## DO THIS
Your task is to write out the complete listing exactly as it is shown.

## DATA
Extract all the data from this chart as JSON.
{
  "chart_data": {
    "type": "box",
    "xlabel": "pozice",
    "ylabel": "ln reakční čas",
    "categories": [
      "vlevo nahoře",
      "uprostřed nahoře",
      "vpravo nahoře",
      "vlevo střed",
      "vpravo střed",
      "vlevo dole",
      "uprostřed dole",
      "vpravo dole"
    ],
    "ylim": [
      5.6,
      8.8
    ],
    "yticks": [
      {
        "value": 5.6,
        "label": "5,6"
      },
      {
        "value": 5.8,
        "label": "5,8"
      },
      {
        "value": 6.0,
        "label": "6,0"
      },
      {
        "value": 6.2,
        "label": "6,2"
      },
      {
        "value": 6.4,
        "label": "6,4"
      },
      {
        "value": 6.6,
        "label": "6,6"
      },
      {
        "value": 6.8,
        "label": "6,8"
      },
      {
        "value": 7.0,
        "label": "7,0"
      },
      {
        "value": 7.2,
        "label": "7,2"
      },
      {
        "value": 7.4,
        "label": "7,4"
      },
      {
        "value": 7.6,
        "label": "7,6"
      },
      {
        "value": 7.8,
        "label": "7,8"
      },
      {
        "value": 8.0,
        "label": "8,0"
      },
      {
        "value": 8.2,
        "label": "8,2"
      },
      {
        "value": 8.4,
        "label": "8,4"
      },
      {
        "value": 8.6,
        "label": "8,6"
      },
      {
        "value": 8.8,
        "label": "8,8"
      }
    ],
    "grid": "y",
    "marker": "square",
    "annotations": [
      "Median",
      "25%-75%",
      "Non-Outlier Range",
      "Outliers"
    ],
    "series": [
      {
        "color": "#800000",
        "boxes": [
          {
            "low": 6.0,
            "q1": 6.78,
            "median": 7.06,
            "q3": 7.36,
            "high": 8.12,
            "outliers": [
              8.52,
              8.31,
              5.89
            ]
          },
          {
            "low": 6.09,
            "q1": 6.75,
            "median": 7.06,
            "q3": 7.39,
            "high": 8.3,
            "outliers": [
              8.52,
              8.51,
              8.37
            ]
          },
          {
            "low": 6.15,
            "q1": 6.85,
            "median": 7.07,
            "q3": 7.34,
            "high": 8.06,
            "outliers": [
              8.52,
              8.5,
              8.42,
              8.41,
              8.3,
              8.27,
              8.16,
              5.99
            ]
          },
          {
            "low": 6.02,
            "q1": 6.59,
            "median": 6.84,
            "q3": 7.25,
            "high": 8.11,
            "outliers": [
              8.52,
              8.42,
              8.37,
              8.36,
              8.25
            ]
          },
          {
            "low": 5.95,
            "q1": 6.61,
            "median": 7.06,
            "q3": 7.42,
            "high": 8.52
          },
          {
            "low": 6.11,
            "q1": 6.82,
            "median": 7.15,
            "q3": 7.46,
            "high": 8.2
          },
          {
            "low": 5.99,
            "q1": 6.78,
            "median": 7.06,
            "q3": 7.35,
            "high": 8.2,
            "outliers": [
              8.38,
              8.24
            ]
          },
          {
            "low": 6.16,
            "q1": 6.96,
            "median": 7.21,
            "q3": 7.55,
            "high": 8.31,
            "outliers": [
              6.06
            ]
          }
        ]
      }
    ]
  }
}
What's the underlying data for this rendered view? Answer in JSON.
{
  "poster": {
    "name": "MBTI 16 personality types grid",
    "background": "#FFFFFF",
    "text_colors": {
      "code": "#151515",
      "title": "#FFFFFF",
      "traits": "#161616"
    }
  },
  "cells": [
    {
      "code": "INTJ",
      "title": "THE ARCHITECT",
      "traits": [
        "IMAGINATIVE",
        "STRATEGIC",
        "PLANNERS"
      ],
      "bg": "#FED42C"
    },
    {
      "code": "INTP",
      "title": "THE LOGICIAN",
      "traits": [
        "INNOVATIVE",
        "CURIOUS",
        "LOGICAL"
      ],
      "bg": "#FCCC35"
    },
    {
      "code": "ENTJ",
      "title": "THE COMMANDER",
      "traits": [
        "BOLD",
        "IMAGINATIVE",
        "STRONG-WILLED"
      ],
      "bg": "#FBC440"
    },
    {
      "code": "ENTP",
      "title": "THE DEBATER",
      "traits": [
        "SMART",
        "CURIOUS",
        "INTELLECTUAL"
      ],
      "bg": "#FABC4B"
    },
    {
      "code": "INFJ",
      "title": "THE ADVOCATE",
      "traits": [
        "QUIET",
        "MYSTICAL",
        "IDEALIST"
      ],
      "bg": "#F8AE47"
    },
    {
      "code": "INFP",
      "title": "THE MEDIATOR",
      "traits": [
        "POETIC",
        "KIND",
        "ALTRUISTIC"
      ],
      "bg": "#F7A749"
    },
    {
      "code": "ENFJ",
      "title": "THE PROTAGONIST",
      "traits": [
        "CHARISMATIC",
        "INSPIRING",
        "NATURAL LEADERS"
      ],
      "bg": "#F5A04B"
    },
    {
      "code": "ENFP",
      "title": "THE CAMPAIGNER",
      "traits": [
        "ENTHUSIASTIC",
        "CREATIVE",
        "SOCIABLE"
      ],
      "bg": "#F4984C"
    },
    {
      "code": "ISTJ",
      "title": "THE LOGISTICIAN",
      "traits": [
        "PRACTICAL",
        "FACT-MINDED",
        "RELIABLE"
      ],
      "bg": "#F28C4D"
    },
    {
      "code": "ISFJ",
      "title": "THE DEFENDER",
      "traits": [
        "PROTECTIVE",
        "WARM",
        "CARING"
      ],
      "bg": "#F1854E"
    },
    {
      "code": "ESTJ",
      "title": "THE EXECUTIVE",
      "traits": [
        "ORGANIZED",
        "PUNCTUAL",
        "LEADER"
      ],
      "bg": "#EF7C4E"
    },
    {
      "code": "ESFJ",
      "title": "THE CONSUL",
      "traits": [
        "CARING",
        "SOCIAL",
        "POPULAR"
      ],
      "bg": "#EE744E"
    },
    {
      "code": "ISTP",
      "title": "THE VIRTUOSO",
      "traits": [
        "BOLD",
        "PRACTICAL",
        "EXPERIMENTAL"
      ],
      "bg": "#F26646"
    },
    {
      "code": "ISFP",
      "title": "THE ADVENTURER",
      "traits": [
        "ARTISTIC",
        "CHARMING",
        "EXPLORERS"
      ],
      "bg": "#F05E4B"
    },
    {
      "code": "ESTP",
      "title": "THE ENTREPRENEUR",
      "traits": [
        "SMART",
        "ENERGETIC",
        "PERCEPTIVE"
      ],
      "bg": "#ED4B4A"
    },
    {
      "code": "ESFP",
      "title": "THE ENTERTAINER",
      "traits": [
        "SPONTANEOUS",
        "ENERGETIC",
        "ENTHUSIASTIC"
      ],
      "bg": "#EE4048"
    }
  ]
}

## SOLUTION FOR THIS PROBLEM
Extract all the data from this chart as JSON.
{
  "chart_data": {
    "type": "box",
    "xlabel": "pozice",
    "ylabel": "ln reakční čas",
    "categories": [
      "vlevo nahoře",
      "uprostřed nahoře",
      "vpravo nahoře",
      "vlevo střed",
      "vpravo střed",
      "vlevo dole",
      "uprostřed dole",
      "vpravo dole"
    ],
    "ylim": [
      5.6,
      8.8
    ],
    "yticks": [
      {
        "value": 5.6,
        "label": "5,6"
      },
      {
        "value": 5.8,
        "label": "5,8"
      },
      {
        "value": 6.0,
        "label": "6,0"
      },
      {
        "value": 6.2,
        "label": "6,2"
      },
      {
        "value": 6.4,
        "label": "6,4"
      },
      {
        "value": 6.6,
        "label": "6,6"
      },
      {
        "value": 6.8,
        "label": "6,8"
      },
      {
        "value": 7.0,
        "label": "7,0"
      },
      {
        "value": 7.2,
        "label": "7,2"
      },
      {
        "value": 7.4,
        "label": "7,4"
      },
      {
        "value": 7.6,
        "label": "7,6"
      },
      {
        "value": 7.8,
        "label": "7,8"
      },
      {
        "value": 8.0,
        "label": "8,0"
      },
      {
        "value": 8.2,
        "label": "8,2"
      },
      {
        "value": 8.4,
        "label": "8,4"
      },
      {
        "value": 8.6,
        "label": "8,6"
      },
      {
        "value": 8.8,
        "label": "8,8"
      }
    ],
    "grid": "y",
    "marker": "square",
    "annotations": [
      "Median",
      "25%-75%",
      "Non-Outlier Range",
      "Outliers"
    ],
    "series": [
      {
        "color": "#800000",
        "boxes": [
          {
            "low": 6.0,
            "q1": 6.78,
            "median": 7.06,
            "q3": 7.36,
            "high": 8.12,
            "outliers": [
              8.52,
              8.31,
              5.89
            ]
          },
          {
            "low": 6.09,
            "q1": 6.75,
            "median": 7.06,
            "q3": 7.39,
            "high": 8.3,
            "outliers": [
              8.52,
              8.51,
              8.37
            ]
          },
          {
            "low": 6.15,
            "q1": 6.85,
            "median": 7.07,
            "q3": 7.34,
            "high": 8.06,
            "outliers": [
              8.52,
              8.5,
              8.42,
              8.41,
              8.3,
              8.27,
              8.16,
              5.99
            ]
          },
          {
            "low": 6.02,
            "q1": 6.59,
            "median": 6.84,
            "q3": 7.25,
            "high": 8.11,
            "outliers": [
              8.52,
              8.42,
              8.37,
              8.36,
              8.25
            ]
          },
          {
            "low": 5.95,
            "q1": 6.61,
            "median": 7.06,
            "q3": 7.42,
            "high": 8.52
          },
          {
            "low": 6.11,
            "q1": 6.82,
            "median": 7.15,
            "q3": 7.46,
            "high": 8.2
          },
          {
            "low": 5.99,
            "q1": 6.78,
            "median": 7.06,
            "q3": 7.35,
            "high": 8.2,
            "outliers": [
              8.38,
              8.24
            ]
          },
          {
            "low": 6.16,
            "q1": 6.96,
            "median": 7.21,
            "q3": 7.55,
            "high": 8.31,
            "outliers": [
              6.06
            ]
          }
        ]
      }
    ]
  }
}
What's the underlying data for this rendered view? Answer in JSON.
{
  "poster": {
    "name": "MBTI 16 personality types grid",
    "background": "#FFFFFF",
    "text_colors": {
      "code": "#151515",
      "title": "#FFFFFF",
      "traits": "#161616"
    }
  },
  "cells": [
    {
      "code": "INTJ",
      "title": "THE ARCHITECT",
      "traits": [
        "IMAGINATIVE",
        "STRATEGIC",
        "PLANNERS"
      ],
      "bg": "#FED42C"
    },
    {
      "code": "INTP",
      "title": "THE LOGICIAN",
      "traits": [
        "INNOVATIVE",
        "CURIOUS",
        "LOGICAL"
      ],
      "bg": "#FCCC35"
    },
    {
      "code": "ENTJ",
      "title": "THE COMMANDER",
      "traits": [
        "BOLD",
        "IMAGINATIVE",
        "STRONG-WILLED"
      ],
      "bg": "#FBC440"
    },
    {
      "code": "ENTP",
      "title": "THE DEBATER",
      "traits": [
        "SMART",
        "CURIOUS",
        "INTELLECTUAL"
      ],
      "bg": "#FABC4B"
    },
    {
      "code": "INFJ",
      "title": "THE ADVOCATE",
      "traits": [
        "QUIET",
        "MYSTICAL",
        "IDEALIST"
      ],
      "bg": "#F8AE47"
    },
    {
      "code": "INFP",
      "title": "THE MEDIATOR",
      "traits": [
        "POETIC",
        "KIND",
        "ALTRUISTIC"
      ],
      "bg": "#F7A749"
    },
    {
      "code": "ENFJ",
      "title": "THE PROTAGONIST",
      "traits": [
        "CHARISMATIC",
        "INSPIRING",
        "NATURAL LEADERS"
      ],
      "bg": "#F5A04B"
    },
    {
      "code": "ENFP",
      "title": "THE CAMPAIGNER",
      "traits": [
        "ENTHUSIASTIC",
        "CREATIVE",
        "SOCIABLE"
      ],
      "bg": "#F4984C"
    },
    {
      "code": "ISTJ",
      "title": "THE LOGISTICIAN",
      "traits": [
        "PRACTICAL",
        "FACT-MINDED",
        "RELIABLE"
      ],
      "bg": "#F28C4D"
    },
    {
      "code": "ISFJ",
      "title": "THE DEFENDER",
      "traits": [
        "PROTECTIVE",
        "WARM",
        "CARING"
      ],
      "bg": "#F1854E"
    },
    {
      "code": "ESTJ",
      "title": "THE EXECUTIVE",
      "traits": [
        "ORGANIZED",
        "PUNCTUAL",
        "LEADER"
      ],
      "bg": "#EF7C4E"
    },
    {
      "code": "ESFJ",
      "title": "THE CONSUL",
      "traits": [
        "CARING",
        "SOCIAL",
        "POPULAR"
      ],
      "bg": "#EE744E"
    },
    {
      "code": "ISTP",
      "title": "THE VIRTUOSO",
      "traits": [
        "BOLD",
        "PRACTICAL",
        "EXPERIMENTAL"
      ],
      "bg": "#F26646"
    },
    {
      "code": "ISFP",
      "title": "THE ADVENTURER",
      "traits": [
        "ARTISTIC",
        "CHARMING",
        "EXPLORERS"
      ],
      "bg": "#F05E4B"
    },
    {
      "code": "ESTP",
      "title": "THE ENTREPRENEUR",
      "traits": [
        "SMART",
        "ENERGETIC",
        "PERCEPTIVE"
      ],
      "bg": "#ED4B4A"
    },
    {
      "code": "ESFP",
      "title": "THE ENTERTAINER",
      "traits": [
        "SPONTANEOUS",
        "ENERGETIC",
        "ENTHUSIASTIC"
      ],
      "bg": "#EE4048"
    }
  ]
}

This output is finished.